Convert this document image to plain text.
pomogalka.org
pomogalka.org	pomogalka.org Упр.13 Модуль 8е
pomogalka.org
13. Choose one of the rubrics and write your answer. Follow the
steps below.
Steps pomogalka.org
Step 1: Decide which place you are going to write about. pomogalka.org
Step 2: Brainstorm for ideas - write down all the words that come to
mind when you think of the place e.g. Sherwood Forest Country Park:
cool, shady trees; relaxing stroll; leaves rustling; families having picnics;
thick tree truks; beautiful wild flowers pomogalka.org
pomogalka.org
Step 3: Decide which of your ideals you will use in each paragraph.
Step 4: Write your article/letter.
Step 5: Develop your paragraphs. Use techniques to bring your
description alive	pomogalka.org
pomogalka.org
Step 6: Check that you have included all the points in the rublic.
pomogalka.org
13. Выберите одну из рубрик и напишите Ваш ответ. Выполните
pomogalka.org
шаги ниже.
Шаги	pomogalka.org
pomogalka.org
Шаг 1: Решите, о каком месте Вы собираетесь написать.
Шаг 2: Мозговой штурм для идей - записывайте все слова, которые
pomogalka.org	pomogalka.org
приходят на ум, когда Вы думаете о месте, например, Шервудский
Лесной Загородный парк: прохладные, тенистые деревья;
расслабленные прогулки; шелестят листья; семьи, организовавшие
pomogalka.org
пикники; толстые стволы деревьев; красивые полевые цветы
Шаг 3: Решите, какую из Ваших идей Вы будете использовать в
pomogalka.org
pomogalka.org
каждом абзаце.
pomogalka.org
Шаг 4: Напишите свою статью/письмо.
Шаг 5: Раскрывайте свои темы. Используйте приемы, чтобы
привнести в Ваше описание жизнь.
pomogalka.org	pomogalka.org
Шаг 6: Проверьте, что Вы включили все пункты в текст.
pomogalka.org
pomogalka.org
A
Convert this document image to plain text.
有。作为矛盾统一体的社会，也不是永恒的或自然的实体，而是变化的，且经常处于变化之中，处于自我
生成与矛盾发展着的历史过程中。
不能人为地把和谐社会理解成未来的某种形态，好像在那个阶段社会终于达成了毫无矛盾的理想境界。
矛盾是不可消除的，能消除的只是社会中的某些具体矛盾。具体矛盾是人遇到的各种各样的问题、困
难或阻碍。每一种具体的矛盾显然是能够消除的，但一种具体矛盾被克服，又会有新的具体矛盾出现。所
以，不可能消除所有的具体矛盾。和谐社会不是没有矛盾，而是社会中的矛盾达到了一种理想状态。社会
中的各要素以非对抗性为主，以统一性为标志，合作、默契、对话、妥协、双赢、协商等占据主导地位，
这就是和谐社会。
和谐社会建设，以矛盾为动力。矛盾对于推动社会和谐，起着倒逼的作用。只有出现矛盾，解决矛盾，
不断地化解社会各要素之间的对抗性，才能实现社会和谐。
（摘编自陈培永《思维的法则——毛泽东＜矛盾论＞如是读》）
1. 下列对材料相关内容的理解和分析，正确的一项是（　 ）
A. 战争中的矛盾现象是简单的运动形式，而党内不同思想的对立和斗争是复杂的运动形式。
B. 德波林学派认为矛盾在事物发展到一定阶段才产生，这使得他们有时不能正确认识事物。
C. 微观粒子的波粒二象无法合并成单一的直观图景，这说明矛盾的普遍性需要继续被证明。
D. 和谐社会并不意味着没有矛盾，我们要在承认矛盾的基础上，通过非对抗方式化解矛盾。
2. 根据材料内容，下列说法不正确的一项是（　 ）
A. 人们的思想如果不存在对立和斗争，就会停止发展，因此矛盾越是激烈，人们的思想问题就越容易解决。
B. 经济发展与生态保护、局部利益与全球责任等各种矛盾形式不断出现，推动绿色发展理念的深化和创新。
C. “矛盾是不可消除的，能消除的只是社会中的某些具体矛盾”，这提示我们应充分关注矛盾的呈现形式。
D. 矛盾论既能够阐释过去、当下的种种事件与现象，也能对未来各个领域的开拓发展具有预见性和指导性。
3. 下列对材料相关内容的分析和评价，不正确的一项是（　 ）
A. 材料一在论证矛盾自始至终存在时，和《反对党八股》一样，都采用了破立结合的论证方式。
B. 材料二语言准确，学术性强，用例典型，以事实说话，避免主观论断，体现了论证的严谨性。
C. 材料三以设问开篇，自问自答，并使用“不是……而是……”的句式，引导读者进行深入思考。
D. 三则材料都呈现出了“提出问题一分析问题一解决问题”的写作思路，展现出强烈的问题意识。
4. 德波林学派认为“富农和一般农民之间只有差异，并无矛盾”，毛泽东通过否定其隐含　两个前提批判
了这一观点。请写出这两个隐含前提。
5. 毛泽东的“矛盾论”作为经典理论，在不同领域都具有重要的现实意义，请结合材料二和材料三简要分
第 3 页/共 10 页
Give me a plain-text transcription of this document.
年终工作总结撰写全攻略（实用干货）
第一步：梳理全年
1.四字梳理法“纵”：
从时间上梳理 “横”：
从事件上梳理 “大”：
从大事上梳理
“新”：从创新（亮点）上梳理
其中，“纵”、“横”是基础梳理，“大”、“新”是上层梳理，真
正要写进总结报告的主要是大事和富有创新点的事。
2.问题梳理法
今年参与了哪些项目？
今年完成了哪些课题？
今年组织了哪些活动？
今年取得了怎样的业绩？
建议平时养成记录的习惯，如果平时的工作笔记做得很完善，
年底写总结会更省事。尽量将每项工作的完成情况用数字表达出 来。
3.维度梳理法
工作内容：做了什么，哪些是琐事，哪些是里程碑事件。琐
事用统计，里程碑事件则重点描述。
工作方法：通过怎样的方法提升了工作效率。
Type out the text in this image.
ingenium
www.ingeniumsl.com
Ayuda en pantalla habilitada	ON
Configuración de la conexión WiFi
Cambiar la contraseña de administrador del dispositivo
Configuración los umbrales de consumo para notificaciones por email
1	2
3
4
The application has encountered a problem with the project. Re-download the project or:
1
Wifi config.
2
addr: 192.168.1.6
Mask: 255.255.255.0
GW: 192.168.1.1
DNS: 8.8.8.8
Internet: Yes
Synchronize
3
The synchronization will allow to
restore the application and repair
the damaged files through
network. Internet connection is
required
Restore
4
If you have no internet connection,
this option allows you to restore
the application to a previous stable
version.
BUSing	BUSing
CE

**Stated goal**
The records above should be repeated in full, exactly as given.

**Result**
Convert this document image to plain text.
pomogalka.org
pomogalka.org	pomogalka.org Упр.13 Модуль 8е
pomogalka.org
13. Choose one of the rubrics and write your answer. Follow the
steps below.
Steps pomogalka.org
Step 1: Decide which place you are going to write about. pomogalka.org
Step 2: Brainstorm for ideas - write down all the words that come to
mind when you think of the place e.g. Sherwood Forest Country Park:
cool, shady trees; relaxing stroll; leaves rustling; families having picnics;
thick tree truks; beautiful wild flowers pomogalka.org
pomogalka.org
Step 3: Decide which of your ideals you will use in each paragraph.
Step 4: Write your article/letter.
Step 5: Develop your paragraphs. Use techniques to bring your
description alive	pomogalka.org
pomogalka.org
Step 6: Check that you have included all the points in the rublic.
pomogalka.org
13. Выберите одну из рубрик и напишите Ваш ответ. Выполните
pomogalka.org
шаги ниже.
Шаги	pomogalka.org
pomogalka.org
Шаг 1: Решите, о каком месте Вы собираетесь написать.
Шаг 2: Мозговой штурм для идей - записывайте все слова, которые
pomogalka.org	pomogalka.org
приходят на ум, когда Вы думаете о месте, например, Шервудский
Лесной Загородный парк: прохладные, тенистые деревья;
расслабленные прогулки; шелестят листья; семьи, организовавшие
pomogalka.org
пикники; толстые стволы деревьев; красивые полевые цветы
Шаг 3: Решите, какую из Ваших идей Вы будете использовать в
pomogalka.org
pomogalka.org
каждом абзаце.
pomogalka.org
Шаг 4: Напишите свою статью/письмо.
Шаг 5: Раскрывайте свои темы. Используйте приемы, чтобы
привнести в Ваше описание жизнь.
pomogalka.org	pomogalka.org
Шаг 6: Проверьте, что Вы включили все пункты в текст.
pomogalka.org
pomogalka.org
A
Convert this document image to plain text.
有。作为矛盾统一体的社会，也不是永恒的或自然的实体，而是变化的，且经常处于变化之中，处于自我
生成与矛盾发展着的历史过程中。
不能人为地把和谐社会理解成未来的某种形态，好像在那个阶段社会终于达成了毫无矛盾的理想境界。
矛盾是不可消除的，能消除的只是社会中的某些具体矛盾。具体矛盾是人遇到的各种各样的问题、困
难或阻碍。每一种具体的矛盾显然是能够消除的，但一种具体矛盾被克服，又会有新的具体矛盾出现。所
以，不可能消除所有的具体矛盾。和谐社会不是没有矛盾，而是社会中的矛盾达到了一种理想状态。社会
中的各要素以非对抗性为主，以统一性为标志，合作、默契、对话、妥协、双赢、协商等占据主导地位，
这就是和谐社会。
和谐社会建设，以矛盾为动力。矛盾对于推动社会和谐，起着倒逼的作用。只有出现矛盾，解决矛盾，
不断地化解社会各要素之间的对抗性，才能实现社会和谐。
（摘编自陈培永《思维的法则——毛泽东＜矛盾论＞如是读》）
1. 下列对材料相关内容的理解和分析，正确的一项是（　 ）
A. 战争中的矛盾现象是简单的运动形式，而党内不同思想的对立和斗争是复杂的运动形式。
B. 德波林学派认为矛盾在事物发展到一定阶段才产生，这使得他们有时不能正确认识事物。
C. 微观粒子的波粒二象无法合并成单一的直观图景，这说明矛盾的普遍性需要继续被证明。
D. 和谐社会并不意味着没有矛盾，我们要在承认矛盾的基础上，通过非对抗方式化解矛盾。
2. 根据材料内容，下列说法不正确的一项是（　 ）
A. 人们的思想如果不存在对立和斗争，就会停止发展，因此矛盾越是激烈，人们的思想问题就越容易解决。
B. 经济发展与生态保护、局部利益与全球责任等各种矛盾形式不断出现，推动绿色发展理念的深化和创新。
C. “矛盾是不可消除的，能消除的只是社会中的某些具体矛盾”，这提示我们应充分关注矛盾的呈现形式。
D. 矛盾论既能够阐释过去、当下的种种事件与现象，也能对未来各个领域的开拓发展具有预见性和指导性。
3. 下列对材料相关内容的分析和评价，不正确的一项是（　 ）
A. 材料一在论证矛盾自始至终存在时，和《反对党八股》一样，都采用了破立结合的论证方式。
B. 材料二语言准确，学术性强，用例典型，以事实说话，避免主观论断，体现了论证的严谨性。
C. 材料三以设问开篇，自问自答，并使用“不是……而是……”的句式，引导读者进行深入思考。
D. 三则材料都呈现出了“提出问题一分析问题一解决问题”的写作思路，展现出强烈的问题意识。
4. 德波林学派认为“富农和一般农民之间只有差异，并无矛盾”，毛泽东通过否定其隐含　两个前提批判
了这一观点。请写出这两个隐含前提。
5. 毛泽东的“矛盾论”作为经典理论，在不同领域都具有重要的现实意义，请结合材料二和材料三简要分
第 3 页/共 10 页
Give me a plain-text transcription of this document.
年终工作总结撰写全攻略（实用干货）
第一步：梳理全年
1.四字梳理法“纵”：
从时间上梳理 “横”：
从事件上梳理 “大”：
从大事上梳理
“新”：从创新（亮点）上梳理
其中，“纵”、“横”是基础梳理，“大”、“新”是上层梳理，真
正要写进总结报告的主要是大事和富有创新点的事。
2.问题梳理法
今年参与了哪些项目？
今年完成了哪些课题？
今年组织了哪些活动？
今年取得了怎样的业绩？
建议平时养成记录的习惯，如果平时的工作笔记做得很完善，
年底写总结会更省事。尽量将每项工作的完成情况用数字表达出 来。
3.维度梳理法
工作内容：做了什么，哪些是琐事，哪些是里程碑事件。琐
事用统计，里程碑事件则重点描述。
工作方法：通过怎样的方法提升了工作效率。
Type out the text in this image.
ingenium
www.ingeniumsl.com
Ayuda en pantalla habilitada	ON
Configuración de la conexión WiFi
Cambiar la contraseña de administrador del dispositivo
Configuración los umbrales de consumo para notificaciones por email
1	2
3
4
The application has encountered a problem with the project. Re-download the project or:
1
Wifi config.
2
addr: 192.168.1.6
Mask: 255.255.255.0
GW: 192.168.1.1
DNS: 8.8.8.8
Internet: Yes
Synchronize
3
The synchronization will allow to
restore the application and repair
the damaged files through
network. Internet connection is
required
Restore
4
If you have no internet connection,
this option allows you to restore
the application to a previous stable
version.
BUSing	BUSing
CE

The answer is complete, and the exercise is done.